## YOUR GOAL
Find the string "поселения" in the entries and copy each line that has it.
=== RECORDS PROVIDED ===
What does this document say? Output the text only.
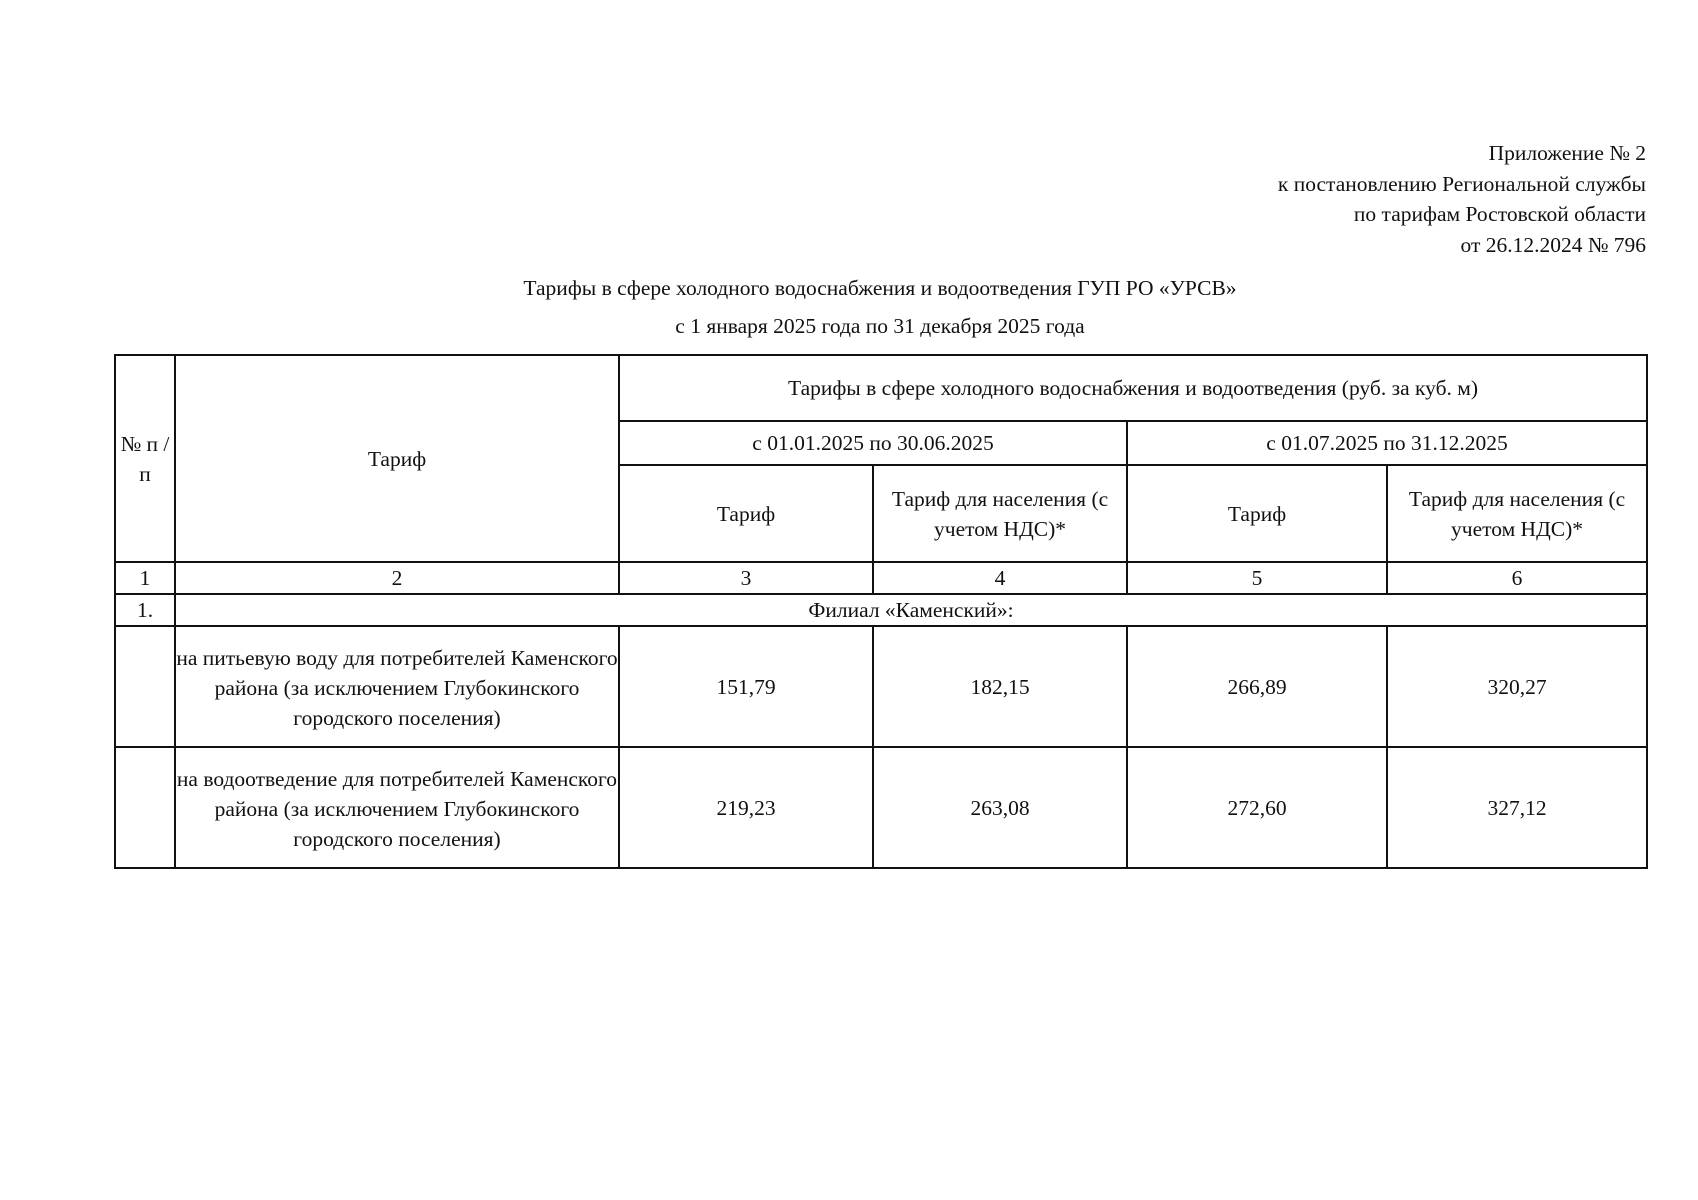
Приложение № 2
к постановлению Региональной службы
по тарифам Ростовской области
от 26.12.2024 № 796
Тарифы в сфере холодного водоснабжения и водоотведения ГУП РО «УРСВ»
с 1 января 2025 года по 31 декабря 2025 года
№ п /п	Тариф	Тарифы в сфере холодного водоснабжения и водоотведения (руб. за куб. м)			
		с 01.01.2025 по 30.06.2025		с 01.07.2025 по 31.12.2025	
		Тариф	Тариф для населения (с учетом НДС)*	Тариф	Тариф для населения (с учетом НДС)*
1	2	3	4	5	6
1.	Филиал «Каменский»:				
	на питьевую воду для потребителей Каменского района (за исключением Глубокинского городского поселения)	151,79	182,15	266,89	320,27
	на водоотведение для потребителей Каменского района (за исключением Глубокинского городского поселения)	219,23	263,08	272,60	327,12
===
## OUTPUT FOR THIS TASK
	на питьевую воду для потребителей Каменского района (за исключением Глубокинского городского поселения)	151,79	182,15	266,89	320,27
	на водоотведение для потребителей Каменского района (за исключением Глубокинского городского поселения)	219,23	263,08	272,60	327,12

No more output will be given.